*** Material provided

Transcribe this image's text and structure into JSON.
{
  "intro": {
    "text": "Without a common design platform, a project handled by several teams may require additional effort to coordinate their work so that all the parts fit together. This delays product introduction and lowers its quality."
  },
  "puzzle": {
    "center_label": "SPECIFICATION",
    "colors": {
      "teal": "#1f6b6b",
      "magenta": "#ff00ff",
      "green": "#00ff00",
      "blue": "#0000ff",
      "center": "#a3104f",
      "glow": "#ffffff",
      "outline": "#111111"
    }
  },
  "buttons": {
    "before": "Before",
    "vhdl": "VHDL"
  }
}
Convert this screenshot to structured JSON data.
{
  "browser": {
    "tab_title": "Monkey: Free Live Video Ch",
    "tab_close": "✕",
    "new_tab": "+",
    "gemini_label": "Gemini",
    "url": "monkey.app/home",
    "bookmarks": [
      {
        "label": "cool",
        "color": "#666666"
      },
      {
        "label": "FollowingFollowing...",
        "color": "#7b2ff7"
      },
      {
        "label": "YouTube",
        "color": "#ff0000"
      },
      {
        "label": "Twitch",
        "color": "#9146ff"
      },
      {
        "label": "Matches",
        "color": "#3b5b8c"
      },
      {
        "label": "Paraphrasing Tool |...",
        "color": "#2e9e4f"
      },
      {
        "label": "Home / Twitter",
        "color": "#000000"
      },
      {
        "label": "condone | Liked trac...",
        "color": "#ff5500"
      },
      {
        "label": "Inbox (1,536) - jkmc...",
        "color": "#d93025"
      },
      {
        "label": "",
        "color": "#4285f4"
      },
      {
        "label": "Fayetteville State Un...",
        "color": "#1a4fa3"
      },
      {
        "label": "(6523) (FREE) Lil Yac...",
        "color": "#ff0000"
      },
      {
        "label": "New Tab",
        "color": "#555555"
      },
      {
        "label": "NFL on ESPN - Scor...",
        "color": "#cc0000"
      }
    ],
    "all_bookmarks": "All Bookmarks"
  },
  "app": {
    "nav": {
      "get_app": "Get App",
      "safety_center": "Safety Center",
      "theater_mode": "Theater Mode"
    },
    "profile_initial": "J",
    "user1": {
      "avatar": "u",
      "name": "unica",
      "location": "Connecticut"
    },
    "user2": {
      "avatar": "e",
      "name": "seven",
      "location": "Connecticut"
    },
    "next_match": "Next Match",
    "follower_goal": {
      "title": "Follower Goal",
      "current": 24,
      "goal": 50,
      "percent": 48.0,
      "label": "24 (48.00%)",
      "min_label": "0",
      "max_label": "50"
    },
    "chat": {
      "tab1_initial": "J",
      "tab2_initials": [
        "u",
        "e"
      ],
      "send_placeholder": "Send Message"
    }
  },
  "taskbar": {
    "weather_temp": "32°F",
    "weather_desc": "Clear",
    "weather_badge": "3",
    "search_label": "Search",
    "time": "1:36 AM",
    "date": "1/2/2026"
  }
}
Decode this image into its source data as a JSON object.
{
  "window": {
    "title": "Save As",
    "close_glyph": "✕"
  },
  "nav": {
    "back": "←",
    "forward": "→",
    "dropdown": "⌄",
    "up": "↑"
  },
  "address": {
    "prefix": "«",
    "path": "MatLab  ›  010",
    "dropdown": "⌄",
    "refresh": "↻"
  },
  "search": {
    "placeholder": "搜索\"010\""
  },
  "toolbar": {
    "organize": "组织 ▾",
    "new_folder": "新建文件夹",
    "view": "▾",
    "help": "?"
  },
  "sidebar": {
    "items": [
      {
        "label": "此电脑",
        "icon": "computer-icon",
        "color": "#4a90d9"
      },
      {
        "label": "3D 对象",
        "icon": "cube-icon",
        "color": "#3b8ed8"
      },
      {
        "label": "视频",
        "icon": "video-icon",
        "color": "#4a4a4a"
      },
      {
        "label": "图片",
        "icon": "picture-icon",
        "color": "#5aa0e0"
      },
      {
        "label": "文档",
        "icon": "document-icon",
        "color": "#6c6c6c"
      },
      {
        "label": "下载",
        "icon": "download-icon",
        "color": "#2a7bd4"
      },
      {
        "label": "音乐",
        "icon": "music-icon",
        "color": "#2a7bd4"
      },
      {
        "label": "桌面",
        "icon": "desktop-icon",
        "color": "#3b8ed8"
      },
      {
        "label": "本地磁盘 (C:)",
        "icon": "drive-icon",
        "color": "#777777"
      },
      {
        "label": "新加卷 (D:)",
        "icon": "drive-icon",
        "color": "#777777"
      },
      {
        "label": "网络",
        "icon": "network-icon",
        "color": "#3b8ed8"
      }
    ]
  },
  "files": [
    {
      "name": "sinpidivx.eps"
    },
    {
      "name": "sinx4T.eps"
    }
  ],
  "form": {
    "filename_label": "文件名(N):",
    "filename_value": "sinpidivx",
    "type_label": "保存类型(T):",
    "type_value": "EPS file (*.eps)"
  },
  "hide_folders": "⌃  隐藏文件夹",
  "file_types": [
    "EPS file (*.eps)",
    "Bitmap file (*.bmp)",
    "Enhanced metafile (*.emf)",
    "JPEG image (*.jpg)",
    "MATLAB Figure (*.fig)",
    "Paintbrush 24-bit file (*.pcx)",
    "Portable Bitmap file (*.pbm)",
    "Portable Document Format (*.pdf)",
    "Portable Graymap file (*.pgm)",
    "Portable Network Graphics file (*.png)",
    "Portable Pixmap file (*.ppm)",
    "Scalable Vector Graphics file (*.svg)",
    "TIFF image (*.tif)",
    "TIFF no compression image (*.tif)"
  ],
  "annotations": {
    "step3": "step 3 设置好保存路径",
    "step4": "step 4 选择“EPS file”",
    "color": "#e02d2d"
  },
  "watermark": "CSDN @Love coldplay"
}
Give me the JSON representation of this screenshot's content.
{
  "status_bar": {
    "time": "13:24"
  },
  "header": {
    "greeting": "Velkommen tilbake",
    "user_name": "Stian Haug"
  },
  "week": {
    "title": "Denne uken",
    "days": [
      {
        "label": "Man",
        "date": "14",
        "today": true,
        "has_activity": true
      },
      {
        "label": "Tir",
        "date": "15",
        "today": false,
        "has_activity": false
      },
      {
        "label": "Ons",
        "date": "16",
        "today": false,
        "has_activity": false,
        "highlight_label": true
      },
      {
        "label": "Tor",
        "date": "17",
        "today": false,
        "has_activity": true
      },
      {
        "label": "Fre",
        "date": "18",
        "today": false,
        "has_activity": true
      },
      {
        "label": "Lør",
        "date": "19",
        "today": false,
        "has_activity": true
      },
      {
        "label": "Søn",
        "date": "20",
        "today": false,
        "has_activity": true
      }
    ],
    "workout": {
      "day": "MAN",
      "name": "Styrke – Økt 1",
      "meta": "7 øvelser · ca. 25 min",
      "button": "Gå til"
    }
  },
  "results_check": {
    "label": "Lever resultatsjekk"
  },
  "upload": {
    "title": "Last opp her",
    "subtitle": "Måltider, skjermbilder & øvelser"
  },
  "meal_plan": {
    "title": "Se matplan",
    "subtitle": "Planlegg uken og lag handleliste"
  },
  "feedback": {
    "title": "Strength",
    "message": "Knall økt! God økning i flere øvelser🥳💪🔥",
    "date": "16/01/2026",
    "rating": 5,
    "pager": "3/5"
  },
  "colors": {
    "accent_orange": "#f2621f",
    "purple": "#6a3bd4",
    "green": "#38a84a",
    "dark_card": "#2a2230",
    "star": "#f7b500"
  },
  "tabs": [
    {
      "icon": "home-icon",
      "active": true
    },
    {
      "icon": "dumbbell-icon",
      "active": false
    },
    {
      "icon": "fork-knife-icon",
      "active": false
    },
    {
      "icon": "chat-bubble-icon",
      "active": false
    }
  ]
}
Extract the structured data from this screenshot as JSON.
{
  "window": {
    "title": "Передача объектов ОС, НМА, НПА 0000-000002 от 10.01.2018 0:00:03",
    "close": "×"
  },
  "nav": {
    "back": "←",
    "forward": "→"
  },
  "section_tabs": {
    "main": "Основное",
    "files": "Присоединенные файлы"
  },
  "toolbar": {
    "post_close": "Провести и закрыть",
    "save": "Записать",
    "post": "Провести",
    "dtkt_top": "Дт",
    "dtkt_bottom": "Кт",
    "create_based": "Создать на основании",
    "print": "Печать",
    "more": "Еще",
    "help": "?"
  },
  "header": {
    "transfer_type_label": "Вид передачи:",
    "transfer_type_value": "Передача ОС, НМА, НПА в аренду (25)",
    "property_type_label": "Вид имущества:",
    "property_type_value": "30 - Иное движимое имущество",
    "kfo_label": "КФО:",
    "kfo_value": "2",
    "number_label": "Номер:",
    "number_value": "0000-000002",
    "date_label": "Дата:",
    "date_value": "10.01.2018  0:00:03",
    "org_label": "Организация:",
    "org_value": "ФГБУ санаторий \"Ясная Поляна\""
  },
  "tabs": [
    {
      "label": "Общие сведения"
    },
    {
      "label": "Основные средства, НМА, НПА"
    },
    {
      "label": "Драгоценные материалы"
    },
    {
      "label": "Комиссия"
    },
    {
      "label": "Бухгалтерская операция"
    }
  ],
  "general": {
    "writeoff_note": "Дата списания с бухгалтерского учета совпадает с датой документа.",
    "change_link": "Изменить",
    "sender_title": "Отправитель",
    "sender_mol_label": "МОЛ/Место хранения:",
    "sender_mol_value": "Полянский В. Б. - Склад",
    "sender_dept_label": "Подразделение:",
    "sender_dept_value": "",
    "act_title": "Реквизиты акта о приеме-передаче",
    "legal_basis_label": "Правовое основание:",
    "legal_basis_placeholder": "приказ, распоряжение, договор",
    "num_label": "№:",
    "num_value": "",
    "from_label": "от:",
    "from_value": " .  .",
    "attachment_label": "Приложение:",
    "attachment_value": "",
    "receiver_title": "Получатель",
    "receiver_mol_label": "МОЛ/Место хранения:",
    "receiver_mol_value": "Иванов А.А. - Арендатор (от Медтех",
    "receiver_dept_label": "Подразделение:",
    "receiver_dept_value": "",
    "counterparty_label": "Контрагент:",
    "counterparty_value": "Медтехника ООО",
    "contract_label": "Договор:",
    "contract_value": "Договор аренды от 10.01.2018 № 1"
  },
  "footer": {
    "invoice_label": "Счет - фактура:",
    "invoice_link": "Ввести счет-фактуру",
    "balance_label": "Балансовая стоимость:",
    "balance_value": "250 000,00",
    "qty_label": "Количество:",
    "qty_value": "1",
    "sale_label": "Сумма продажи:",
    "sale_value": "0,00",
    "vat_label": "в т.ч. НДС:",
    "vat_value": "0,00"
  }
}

******

> _Goal of the exercise_
Search the data for "step" and list every line in which it occurs.

> _Solution to the problem_
    "step3": "step 3 设置好保存路径",
    "step4": "step 4 选择“EPS file”",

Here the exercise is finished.